Read the records below and copy each line that contains "times".
start Provided material
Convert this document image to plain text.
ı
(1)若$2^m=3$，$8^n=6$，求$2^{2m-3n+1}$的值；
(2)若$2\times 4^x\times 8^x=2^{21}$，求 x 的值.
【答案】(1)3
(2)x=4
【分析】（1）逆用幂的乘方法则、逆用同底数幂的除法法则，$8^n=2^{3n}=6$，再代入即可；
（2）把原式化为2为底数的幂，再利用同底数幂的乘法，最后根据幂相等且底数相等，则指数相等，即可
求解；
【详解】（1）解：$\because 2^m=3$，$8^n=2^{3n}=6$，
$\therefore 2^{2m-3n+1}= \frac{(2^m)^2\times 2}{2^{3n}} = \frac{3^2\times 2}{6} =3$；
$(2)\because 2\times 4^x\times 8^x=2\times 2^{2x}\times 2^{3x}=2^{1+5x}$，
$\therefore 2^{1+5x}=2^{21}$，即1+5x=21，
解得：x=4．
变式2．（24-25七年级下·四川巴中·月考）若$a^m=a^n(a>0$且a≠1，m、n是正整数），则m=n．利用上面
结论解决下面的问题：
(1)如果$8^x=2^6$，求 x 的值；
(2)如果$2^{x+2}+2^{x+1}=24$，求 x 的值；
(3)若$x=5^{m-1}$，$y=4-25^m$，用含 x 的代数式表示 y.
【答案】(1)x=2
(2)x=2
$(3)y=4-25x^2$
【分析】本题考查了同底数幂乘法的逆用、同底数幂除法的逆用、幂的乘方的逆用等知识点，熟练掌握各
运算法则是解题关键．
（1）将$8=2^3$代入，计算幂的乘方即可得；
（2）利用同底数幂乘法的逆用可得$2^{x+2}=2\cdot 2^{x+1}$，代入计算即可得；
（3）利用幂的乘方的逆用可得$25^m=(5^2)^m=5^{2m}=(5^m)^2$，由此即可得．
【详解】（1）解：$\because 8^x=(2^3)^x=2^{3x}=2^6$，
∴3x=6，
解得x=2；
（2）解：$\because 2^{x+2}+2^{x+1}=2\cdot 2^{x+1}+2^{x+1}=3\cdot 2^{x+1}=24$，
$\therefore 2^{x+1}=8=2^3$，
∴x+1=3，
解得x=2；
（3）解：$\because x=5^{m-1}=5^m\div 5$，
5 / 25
end Provided material
Response to this exercise
(2)若$2\times 4^x\times 8^x=2^{21}$，求 x 的值.
$\therefore 2^{2m-3n+1}= \frac{(2^m)^2\times 2}{2^{3n}} = \frac{3^2\times 2}{6} =3$；
$(2)\because 2\times 4^x\times 8^x=2\times 2^{2x}\times 2^{3x}=2^{1+5x}$，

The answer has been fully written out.